Short exercise: Copy out each line of the material below that holds the string "JSON".

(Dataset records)
>> Start

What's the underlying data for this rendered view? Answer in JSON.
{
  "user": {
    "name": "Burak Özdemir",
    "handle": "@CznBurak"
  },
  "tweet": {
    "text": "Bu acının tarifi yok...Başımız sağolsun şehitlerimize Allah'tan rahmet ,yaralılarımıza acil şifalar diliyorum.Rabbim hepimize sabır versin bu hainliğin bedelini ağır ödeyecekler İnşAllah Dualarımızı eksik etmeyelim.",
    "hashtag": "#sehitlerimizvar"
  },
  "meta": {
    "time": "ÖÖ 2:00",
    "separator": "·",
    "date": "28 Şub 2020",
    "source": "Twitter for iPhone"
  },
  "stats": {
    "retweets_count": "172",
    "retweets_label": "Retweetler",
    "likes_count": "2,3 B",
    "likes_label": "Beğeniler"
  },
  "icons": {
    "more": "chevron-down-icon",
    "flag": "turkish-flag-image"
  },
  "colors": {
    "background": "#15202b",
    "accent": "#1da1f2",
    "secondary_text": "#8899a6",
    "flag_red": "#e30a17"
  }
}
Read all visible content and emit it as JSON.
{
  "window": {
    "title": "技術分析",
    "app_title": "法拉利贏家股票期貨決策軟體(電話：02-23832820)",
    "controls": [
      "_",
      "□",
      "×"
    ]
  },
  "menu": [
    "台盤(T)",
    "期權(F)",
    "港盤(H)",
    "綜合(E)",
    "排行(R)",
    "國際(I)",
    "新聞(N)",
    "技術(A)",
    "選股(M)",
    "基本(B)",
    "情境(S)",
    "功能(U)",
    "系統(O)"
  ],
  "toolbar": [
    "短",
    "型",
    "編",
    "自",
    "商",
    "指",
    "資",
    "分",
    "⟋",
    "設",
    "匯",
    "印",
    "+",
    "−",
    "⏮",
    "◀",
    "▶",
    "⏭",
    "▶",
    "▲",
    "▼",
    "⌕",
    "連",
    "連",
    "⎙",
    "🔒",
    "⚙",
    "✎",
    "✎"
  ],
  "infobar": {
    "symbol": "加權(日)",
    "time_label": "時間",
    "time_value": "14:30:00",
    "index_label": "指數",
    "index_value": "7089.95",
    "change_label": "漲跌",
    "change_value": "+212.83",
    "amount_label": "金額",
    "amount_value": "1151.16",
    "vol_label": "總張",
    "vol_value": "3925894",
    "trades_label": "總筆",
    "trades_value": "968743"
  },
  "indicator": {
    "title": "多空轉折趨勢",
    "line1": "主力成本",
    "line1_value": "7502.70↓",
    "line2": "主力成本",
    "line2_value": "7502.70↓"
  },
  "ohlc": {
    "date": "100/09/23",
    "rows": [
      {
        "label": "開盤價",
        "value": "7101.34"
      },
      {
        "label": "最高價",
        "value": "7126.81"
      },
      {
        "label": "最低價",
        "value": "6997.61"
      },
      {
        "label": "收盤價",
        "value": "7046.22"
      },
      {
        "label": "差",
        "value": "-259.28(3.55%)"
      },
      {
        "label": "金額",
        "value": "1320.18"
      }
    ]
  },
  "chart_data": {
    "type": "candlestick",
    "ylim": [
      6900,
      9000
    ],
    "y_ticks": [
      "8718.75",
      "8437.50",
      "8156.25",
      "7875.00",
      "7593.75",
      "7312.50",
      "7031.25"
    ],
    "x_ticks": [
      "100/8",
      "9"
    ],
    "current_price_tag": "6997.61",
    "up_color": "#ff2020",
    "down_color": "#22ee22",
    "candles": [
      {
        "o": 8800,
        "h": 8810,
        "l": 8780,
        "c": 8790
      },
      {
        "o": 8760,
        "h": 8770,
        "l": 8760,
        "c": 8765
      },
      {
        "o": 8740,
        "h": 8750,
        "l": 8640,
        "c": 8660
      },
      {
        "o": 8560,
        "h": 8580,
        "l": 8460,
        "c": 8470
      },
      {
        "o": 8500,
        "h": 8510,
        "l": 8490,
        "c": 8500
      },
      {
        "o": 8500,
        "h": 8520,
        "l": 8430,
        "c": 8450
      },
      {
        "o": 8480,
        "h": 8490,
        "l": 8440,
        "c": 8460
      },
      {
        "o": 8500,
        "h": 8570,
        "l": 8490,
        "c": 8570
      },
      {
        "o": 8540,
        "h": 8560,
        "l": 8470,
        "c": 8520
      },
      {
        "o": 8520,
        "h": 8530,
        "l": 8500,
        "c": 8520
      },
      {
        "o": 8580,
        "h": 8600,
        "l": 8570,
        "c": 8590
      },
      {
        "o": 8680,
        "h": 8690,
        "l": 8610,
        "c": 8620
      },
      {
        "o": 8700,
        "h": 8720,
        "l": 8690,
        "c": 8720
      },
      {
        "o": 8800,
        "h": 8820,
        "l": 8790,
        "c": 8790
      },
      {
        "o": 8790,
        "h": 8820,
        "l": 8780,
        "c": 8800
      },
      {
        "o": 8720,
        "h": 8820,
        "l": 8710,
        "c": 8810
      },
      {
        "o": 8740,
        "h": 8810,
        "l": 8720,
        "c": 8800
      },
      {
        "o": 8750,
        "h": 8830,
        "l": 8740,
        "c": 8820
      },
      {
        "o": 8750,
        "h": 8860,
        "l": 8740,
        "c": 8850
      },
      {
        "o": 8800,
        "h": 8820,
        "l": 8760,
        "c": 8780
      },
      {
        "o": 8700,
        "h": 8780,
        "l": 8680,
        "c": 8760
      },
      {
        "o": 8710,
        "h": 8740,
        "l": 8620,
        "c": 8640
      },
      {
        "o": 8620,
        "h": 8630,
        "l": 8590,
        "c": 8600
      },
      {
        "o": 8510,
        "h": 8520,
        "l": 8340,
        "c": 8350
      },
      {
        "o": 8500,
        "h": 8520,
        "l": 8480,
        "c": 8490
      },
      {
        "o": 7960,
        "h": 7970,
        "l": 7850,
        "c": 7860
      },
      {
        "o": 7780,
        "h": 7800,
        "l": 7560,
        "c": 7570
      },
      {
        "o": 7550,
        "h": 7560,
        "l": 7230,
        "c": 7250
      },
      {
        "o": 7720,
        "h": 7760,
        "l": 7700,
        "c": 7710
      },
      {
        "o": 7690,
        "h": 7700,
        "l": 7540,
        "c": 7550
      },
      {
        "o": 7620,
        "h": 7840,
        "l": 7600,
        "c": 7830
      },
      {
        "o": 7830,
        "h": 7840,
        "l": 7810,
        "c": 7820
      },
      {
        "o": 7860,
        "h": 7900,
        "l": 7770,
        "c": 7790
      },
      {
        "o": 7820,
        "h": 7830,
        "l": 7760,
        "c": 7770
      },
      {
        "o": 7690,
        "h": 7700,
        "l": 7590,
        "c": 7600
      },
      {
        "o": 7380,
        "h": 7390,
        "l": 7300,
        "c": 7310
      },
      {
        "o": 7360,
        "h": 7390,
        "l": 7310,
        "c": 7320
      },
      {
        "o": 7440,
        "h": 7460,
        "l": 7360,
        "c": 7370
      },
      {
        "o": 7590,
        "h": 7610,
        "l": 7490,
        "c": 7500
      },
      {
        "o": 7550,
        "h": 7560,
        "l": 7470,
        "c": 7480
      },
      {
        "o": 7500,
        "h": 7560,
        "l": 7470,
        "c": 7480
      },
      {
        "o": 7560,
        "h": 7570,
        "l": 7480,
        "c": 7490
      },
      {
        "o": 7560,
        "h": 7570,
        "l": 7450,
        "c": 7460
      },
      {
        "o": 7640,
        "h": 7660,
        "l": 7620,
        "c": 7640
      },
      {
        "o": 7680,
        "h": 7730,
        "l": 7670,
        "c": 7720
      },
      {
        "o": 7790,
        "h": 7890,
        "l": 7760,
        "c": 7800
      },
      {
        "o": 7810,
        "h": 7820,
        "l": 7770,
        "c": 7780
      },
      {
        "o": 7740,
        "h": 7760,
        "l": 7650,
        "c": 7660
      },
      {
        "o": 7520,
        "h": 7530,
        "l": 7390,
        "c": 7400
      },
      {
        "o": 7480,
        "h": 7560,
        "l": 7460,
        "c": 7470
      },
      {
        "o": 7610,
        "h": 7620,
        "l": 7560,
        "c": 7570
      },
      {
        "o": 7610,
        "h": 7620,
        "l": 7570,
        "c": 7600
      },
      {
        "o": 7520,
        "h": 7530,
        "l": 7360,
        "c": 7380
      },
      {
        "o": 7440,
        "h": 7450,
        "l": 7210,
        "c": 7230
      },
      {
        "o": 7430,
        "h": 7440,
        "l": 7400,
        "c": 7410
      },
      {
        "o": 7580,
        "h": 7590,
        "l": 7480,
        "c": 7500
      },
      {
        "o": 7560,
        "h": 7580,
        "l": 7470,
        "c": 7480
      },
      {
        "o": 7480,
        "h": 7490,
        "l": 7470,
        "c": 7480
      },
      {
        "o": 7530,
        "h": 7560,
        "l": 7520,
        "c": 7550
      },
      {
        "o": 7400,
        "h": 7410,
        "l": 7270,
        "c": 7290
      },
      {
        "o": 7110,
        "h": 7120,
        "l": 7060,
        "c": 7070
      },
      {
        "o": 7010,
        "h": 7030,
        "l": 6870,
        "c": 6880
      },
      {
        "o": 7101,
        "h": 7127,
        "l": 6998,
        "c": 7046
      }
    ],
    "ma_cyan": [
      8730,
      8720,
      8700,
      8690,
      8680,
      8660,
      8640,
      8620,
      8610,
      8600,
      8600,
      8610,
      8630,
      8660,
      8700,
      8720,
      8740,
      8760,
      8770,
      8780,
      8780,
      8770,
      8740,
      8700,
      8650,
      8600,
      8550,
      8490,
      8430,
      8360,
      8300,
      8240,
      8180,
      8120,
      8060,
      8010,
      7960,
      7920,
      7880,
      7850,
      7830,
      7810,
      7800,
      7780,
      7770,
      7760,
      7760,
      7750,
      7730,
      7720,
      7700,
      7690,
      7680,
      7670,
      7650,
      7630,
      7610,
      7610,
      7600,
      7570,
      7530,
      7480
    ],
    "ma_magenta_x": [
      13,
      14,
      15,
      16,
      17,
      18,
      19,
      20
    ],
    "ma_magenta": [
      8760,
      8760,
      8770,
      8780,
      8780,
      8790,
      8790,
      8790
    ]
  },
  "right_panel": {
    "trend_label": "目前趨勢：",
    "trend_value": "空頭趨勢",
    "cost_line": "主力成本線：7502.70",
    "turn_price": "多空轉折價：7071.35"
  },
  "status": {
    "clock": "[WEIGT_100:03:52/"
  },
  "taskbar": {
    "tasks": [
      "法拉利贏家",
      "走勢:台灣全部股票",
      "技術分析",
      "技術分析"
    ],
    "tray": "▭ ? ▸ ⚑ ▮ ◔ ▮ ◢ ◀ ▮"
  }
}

>> End

Complete response:
What's the underlying data for this rendered view? Answer in JSON.
Read all visible content and emit it as JSON.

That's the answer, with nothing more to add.